- **Document extract**
Accordingly, the Court's decision in Whiting Pools cannot be read as holding anything more than that a bankruptcy court may invoke § 542(a) to order the IRS to turn over property seized by tax levy. None of the courts involved in Whiting Pools intimated that turnover duties under § 542(a) could be self-executing in the face of a request for proof of adequate protection.
Significantly, however, the Court did discuss the pre-Code practice under Chapter X of the Bankruptcy Act of the trustee's having to obtain an order of the court in order to obtain turnover of encumbered property. See infra part V.B.
Some would argue that this practice of retaining the property during the pendency of the resolution of the adequate protection issue was barred by the 1984 amendments to § 362(a)(3) which stayed "any act . . . to exercise control over property of the estate." (Emphasis added.) This amending language was added to the then existing restriction under § 362(a)(3) which stayed "any act to obtain possession of property of the estate or of property from the estate. . . ." (Emphasis added.) In amending § 362(a)(3), Congress gave no explanation of its intent.
As suggested, the 1984 language forbidding an act to exercise control over property has been interpreted by some courts to mean that any postpetition retention of the debtor's property violates the automatic stay and is, indeed, sanctionable. See In re Knaus, 889 F.2d 773 (8th Cir. 1989) (duty to return property arises upon the filing of petition); Carr v. Security Savings Loan Association, 130 B.R. 434 (D.N.J. 1991) (creditor sanctioned for not turning over property despite alleged bad faith of petition); In re Coats, 168 B.R. 159 (Bankr.S.D.Tex. 1993); In re Ryan, 183 B.R. 288 (M.D.Fla. 1995).

- **Set problem 1**
Quote the full passage on bankruptcy turnover duties and the automatic stay, word for word.
The passage and the rows are unrelated and should be treated independently.

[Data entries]
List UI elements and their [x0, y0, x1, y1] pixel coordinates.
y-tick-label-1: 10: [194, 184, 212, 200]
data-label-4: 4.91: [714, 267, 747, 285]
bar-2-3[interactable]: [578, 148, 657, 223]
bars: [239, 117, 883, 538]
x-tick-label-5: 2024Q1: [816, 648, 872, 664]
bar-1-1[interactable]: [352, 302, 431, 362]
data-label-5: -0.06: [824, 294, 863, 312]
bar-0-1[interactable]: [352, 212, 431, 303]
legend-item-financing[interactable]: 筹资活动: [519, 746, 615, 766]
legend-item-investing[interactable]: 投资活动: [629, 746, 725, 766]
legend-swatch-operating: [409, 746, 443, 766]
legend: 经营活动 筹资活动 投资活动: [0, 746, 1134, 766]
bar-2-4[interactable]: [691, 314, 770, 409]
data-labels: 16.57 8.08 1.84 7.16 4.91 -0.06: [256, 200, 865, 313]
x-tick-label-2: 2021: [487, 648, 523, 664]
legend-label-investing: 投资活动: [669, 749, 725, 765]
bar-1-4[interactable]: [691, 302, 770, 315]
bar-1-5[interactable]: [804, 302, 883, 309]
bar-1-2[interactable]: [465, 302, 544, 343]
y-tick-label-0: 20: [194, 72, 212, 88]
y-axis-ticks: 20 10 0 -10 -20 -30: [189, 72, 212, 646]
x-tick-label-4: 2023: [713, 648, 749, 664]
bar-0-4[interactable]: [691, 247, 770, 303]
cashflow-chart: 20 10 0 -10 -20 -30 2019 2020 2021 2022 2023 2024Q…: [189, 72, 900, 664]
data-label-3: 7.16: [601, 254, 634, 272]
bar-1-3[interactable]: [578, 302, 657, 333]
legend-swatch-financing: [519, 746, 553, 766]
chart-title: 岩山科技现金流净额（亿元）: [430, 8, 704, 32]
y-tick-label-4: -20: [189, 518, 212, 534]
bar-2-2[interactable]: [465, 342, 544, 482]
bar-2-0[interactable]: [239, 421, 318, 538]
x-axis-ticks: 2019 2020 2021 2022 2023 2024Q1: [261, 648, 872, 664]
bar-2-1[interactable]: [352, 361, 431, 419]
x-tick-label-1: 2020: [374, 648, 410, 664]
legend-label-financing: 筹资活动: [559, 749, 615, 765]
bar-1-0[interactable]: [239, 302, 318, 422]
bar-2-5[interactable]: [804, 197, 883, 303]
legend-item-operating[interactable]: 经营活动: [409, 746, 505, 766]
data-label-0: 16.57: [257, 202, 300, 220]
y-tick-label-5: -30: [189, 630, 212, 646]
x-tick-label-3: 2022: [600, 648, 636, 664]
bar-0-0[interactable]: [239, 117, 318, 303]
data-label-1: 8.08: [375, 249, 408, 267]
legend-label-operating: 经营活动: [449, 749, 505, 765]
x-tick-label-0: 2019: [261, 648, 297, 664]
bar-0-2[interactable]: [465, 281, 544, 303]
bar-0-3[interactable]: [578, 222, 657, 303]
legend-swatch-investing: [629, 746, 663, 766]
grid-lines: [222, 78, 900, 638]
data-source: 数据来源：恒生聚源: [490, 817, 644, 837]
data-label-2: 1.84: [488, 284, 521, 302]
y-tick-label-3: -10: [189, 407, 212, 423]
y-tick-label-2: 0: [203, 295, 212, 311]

- **Set problem 2**
Reproduce the rows from the first one down to and including the line that contains "legend: 经营活动 筹资活动 投资活动: [0, 746, 1134, 766]", substituting "clickable" for every occurrence of "interactable" and leaving everything else unchanged. Give only those lines.

- **Exercise output 1**
Accordingly, the Court's decision in Whiting Pools cannot be read as holding anything more than that a bankruptcy court may invoke § 542(a) to order the IRS to turn over property seized by tax levy. None of the courts involved in Whiting Pools intimated that turnover duties under § 542(a) could be self-executing in the face of a request for proof of adequate protection.
Significantly, however, the Court did discuss the pre-Code practice under Chapter X of the Bankruptcy Act of the trustee's having to obtain an order of the court in order to obtain turnover of encumbered property. See infra part V.B.
Some would argue that this practice of retaining the property during the pendency of the resolution of the adequate protection issue was barred by the 1984 amendments to § 362(a)(3) which stayed "any act . . . to exercise control over property of the estate." (Emphasis added.) This amending language was added to the then existing restriction under § 362(a)(3) which stayed "any act to obtain possession of property of the estate or of property from the estate. . . ." (Emphasis added.) In amending § 362(a)(3), Congress gave no explanation of its intent.
As suggested, the 1984 language forbidding an act to exercise control over property has been interpreted by some courts to mean that any postpetition retention of the debtor's property violates the automatic stay and is, indeed, sanctionable. See In re Knaus, 889 F.2d 773 (8th Cir. 1989) (duty to return property arises upon the filing of petition); Carr v. Security Savings Loan Association, 130 B.R. 434 (D.N.J. 1991) (creditor sanctioned for not turning over property despite alleged bad faith of petition); In re Coats, 168 B.R. 159 (Bankr.S.D.Tex. 1993); In re Ryan, 183 B.R. 288 (M.D.Fla. 1995).

- **Exercise output 2**
List UI elements and their [x0, y0, x1, y1] pixel coordinates.
y-tick-label-1: 10: [194, 184, 212, 200]
data-label-4: 4.91: [714, 267, 747, 285]
bar-2-3[clickable]: [578, 148, 657, 223]
bars: [239, 117, 883, 538]
x-tick-label-5: 2024Q1: [816, 648, 872, 664]
bar-1-1[clickable]: [352, 302, 431, 362]
data-label-5: -0.06: [824, 294, 863, 312]
bar-0-1[clickable]: [352, 212, 431, 303]
legend-item-financing[clickable]: 筹资活动: [519, 746, 615, 766]
legend-item-investing[clickable]: 投资活动: [629, 746, 725, 766]
legend-swatch-operating: [409, 746, 443, 766]
legend: 经营活动 筹资活动 投资活动: [0, 746, 1134, 766]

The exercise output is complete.